→ **Given problem**:
Work through the data below line by line and say how many lines hold "side"; give only the number.
-- Start --
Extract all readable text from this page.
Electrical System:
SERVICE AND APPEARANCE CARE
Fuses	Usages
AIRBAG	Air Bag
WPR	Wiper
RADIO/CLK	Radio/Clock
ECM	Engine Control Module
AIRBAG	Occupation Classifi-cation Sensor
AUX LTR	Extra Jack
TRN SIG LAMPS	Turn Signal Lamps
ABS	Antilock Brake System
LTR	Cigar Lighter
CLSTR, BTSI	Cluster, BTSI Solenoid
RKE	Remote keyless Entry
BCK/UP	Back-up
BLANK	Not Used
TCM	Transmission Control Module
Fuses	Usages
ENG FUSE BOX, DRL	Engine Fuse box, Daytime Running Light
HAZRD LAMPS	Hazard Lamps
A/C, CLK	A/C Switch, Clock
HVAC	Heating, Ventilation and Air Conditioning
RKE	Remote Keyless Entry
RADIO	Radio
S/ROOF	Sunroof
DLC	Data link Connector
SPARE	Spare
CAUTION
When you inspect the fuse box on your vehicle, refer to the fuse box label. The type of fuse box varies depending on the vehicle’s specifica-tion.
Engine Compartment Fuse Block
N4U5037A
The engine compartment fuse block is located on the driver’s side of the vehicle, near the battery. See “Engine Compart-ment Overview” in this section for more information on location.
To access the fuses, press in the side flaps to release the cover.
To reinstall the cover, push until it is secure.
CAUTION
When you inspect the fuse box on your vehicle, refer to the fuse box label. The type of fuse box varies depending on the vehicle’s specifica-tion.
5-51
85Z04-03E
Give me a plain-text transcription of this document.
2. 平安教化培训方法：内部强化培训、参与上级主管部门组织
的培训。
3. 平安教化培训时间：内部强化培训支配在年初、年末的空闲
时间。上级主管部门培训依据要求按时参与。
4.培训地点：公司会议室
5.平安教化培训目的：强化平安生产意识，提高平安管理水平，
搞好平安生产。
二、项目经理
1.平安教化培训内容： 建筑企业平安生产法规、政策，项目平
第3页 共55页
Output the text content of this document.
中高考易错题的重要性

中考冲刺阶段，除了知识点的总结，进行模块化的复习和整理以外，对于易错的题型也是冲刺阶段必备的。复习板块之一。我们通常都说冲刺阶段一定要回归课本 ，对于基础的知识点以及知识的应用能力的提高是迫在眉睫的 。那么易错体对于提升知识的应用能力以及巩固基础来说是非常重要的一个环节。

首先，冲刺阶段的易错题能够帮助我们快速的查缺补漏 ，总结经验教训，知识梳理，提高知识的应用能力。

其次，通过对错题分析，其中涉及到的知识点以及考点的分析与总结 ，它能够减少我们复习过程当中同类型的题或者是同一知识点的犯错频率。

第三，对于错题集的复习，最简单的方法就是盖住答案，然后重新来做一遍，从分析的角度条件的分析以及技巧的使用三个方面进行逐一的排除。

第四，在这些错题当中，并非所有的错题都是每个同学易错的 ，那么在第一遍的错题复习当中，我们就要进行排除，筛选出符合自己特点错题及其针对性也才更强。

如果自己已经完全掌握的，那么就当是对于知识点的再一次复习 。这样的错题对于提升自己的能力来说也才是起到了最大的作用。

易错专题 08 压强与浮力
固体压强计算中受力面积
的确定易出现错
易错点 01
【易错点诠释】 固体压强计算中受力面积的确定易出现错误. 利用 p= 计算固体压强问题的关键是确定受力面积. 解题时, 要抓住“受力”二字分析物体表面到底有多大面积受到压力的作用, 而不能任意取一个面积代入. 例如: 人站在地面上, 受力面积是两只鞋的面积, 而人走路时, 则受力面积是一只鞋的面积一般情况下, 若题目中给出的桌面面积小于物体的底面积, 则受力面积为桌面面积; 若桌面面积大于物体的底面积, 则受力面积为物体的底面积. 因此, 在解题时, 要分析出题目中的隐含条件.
-- End --
→ **Task output**:
2